## WHAT IS NEEDED
Identify and reproduce every line holding the string "average".

## DATA RECORDS
________________
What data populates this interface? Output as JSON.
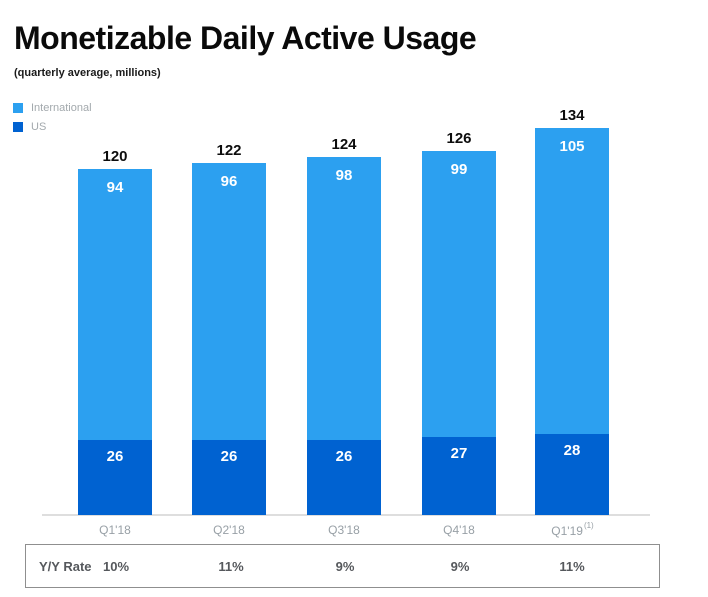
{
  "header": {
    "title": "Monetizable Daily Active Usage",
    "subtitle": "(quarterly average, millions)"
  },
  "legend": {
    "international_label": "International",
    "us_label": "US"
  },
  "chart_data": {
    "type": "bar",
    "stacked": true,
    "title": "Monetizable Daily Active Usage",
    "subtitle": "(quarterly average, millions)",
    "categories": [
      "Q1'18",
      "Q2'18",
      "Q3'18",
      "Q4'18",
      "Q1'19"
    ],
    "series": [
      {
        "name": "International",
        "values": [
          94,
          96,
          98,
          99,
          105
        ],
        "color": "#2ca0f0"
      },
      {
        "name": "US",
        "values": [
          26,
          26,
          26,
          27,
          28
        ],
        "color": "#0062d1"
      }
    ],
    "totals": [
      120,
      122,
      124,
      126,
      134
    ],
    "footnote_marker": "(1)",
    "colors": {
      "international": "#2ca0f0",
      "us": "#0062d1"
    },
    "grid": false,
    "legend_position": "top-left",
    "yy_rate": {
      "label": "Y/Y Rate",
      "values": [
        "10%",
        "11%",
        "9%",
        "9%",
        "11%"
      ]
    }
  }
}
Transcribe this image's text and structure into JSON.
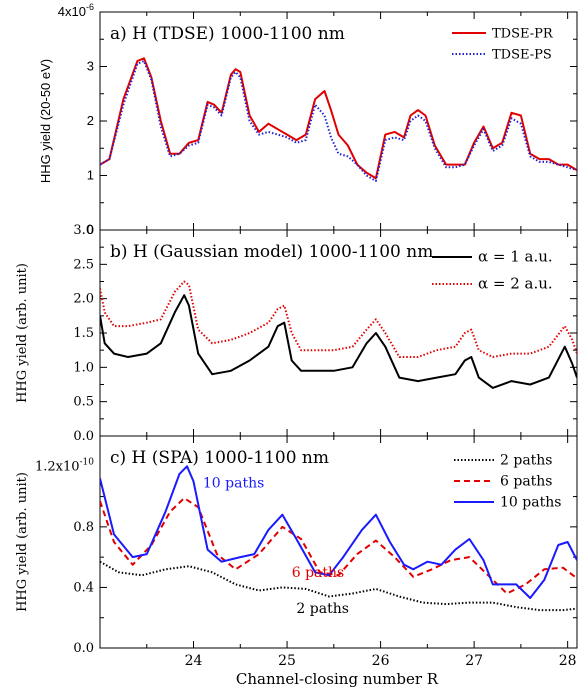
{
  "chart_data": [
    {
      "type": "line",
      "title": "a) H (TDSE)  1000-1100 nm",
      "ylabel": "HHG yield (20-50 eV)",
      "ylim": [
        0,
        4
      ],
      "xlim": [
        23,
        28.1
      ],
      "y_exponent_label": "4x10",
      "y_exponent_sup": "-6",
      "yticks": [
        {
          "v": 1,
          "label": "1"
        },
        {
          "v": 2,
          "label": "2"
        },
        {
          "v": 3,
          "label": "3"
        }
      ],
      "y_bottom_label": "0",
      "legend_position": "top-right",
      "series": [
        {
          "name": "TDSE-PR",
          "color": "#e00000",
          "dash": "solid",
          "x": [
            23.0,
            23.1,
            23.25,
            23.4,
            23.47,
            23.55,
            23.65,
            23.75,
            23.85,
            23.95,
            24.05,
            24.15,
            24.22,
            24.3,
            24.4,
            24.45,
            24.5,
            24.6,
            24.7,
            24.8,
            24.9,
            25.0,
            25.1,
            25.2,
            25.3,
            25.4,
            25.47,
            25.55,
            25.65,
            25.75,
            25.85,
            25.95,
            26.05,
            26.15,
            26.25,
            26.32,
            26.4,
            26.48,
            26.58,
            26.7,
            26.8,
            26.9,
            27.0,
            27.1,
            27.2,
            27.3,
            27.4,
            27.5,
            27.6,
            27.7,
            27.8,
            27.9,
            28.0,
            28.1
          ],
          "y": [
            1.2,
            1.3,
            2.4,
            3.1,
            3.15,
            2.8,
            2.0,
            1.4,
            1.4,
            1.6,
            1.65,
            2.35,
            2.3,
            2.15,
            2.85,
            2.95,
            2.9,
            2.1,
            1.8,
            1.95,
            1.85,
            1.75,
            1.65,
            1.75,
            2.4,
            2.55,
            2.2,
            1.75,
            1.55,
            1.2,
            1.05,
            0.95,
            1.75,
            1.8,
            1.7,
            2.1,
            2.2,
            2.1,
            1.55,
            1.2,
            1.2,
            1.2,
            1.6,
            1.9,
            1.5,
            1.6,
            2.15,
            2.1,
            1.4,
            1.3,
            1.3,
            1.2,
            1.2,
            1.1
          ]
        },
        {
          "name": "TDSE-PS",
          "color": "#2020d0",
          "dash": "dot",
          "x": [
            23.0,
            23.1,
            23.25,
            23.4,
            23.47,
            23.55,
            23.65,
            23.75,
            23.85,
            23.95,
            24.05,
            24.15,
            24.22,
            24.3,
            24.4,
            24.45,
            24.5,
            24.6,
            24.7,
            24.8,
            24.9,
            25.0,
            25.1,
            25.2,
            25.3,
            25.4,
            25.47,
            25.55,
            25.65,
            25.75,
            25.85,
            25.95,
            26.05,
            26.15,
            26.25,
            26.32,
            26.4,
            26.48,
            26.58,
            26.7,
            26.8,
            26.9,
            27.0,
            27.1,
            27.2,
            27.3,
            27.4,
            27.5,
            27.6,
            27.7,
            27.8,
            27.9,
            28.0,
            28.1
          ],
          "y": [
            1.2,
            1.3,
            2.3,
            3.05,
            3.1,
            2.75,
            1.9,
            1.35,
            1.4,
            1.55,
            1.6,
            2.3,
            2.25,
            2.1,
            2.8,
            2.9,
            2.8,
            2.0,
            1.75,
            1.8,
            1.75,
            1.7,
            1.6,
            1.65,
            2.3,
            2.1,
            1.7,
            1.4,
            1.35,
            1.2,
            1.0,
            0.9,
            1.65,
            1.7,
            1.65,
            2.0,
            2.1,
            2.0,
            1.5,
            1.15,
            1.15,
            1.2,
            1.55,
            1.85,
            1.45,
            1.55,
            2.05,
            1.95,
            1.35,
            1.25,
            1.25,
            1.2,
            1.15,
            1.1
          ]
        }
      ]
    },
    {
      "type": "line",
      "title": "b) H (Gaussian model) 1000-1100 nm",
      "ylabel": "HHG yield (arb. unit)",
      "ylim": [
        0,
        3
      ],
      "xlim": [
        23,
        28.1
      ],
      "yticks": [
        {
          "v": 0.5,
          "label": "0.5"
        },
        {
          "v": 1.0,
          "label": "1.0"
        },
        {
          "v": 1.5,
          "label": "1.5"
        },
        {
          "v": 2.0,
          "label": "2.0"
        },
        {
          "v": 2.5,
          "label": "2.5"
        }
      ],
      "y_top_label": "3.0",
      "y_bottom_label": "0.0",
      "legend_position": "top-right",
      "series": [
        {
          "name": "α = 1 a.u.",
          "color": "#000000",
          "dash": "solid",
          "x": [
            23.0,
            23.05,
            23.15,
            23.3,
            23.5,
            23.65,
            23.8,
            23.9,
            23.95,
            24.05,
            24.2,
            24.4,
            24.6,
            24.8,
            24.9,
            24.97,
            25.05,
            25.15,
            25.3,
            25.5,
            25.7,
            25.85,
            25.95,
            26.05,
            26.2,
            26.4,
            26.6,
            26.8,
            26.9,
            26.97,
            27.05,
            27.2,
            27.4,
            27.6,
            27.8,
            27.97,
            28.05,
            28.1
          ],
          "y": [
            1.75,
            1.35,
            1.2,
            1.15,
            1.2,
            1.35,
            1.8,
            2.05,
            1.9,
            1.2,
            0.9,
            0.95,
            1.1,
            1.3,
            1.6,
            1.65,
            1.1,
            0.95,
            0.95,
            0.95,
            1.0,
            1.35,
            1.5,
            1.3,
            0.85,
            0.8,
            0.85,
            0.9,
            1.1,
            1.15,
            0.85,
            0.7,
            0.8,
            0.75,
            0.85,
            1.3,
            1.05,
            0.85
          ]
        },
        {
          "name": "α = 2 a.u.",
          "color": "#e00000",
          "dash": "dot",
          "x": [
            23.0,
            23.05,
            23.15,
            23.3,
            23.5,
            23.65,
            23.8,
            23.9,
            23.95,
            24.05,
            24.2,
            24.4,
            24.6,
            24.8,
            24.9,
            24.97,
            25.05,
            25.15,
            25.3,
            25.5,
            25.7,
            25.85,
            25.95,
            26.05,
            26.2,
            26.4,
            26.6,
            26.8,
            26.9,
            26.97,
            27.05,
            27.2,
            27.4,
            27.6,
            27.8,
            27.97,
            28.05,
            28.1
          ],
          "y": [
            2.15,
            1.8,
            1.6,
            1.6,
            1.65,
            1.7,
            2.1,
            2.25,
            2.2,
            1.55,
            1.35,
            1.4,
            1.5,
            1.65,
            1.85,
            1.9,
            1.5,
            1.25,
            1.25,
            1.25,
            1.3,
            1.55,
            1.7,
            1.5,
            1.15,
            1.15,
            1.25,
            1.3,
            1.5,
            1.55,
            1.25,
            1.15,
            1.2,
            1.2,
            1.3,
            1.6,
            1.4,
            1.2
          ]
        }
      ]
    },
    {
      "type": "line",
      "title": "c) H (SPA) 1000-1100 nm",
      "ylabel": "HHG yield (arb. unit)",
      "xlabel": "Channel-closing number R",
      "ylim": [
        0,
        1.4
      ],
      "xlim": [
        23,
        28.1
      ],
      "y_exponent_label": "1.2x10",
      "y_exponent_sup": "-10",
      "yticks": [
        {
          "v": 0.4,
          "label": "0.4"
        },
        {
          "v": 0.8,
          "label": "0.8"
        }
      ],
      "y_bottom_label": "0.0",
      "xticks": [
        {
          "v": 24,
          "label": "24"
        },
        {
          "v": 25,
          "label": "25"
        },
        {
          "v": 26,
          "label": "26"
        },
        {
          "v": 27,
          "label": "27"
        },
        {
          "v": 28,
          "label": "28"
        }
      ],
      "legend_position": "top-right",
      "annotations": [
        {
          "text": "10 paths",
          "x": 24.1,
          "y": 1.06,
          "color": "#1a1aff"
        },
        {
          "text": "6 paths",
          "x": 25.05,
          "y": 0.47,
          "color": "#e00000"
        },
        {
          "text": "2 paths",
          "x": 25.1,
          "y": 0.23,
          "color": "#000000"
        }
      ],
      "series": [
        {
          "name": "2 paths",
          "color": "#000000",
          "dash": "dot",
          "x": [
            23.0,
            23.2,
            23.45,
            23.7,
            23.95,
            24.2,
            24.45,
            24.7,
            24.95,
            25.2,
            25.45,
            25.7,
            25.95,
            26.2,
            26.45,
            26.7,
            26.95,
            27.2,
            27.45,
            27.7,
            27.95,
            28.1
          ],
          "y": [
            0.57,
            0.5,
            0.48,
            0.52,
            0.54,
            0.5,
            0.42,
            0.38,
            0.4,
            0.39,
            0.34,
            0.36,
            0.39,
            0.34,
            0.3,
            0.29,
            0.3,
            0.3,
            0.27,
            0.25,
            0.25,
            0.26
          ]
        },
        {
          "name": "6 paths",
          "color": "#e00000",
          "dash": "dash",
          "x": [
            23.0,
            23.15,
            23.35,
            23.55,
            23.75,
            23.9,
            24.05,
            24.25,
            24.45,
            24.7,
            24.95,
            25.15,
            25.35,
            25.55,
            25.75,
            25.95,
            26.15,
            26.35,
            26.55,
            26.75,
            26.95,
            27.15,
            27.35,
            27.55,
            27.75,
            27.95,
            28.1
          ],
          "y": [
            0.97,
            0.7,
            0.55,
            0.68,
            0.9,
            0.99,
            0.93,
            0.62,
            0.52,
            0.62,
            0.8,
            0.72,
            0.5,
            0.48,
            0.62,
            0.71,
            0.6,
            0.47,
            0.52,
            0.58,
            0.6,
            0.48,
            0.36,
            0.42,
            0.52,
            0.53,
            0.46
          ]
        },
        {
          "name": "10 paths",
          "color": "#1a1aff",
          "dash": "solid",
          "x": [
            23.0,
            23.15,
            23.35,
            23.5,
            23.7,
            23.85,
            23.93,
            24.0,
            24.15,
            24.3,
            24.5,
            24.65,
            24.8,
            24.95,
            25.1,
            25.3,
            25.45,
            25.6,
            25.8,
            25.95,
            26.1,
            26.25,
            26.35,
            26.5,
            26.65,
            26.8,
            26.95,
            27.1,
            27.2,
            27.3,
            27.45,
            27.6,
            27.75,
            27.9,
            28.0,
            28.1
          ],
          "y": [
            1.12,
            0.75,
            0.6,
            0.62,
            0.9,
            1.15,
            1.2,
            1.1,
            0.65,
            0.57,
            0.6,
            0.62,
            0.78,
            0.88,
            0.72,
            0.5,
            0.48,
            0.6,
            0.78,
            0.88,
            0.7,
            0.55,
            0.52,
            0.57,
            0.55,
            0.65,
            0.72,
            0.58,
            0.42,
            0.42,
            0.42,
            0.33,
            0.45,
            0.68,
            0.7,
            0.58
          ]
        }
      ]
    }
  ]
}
________________
## FINAL RESULT
    "subtitle": "(quarterly average, millions)"
    "subtitle": "(quarterly average, millions)",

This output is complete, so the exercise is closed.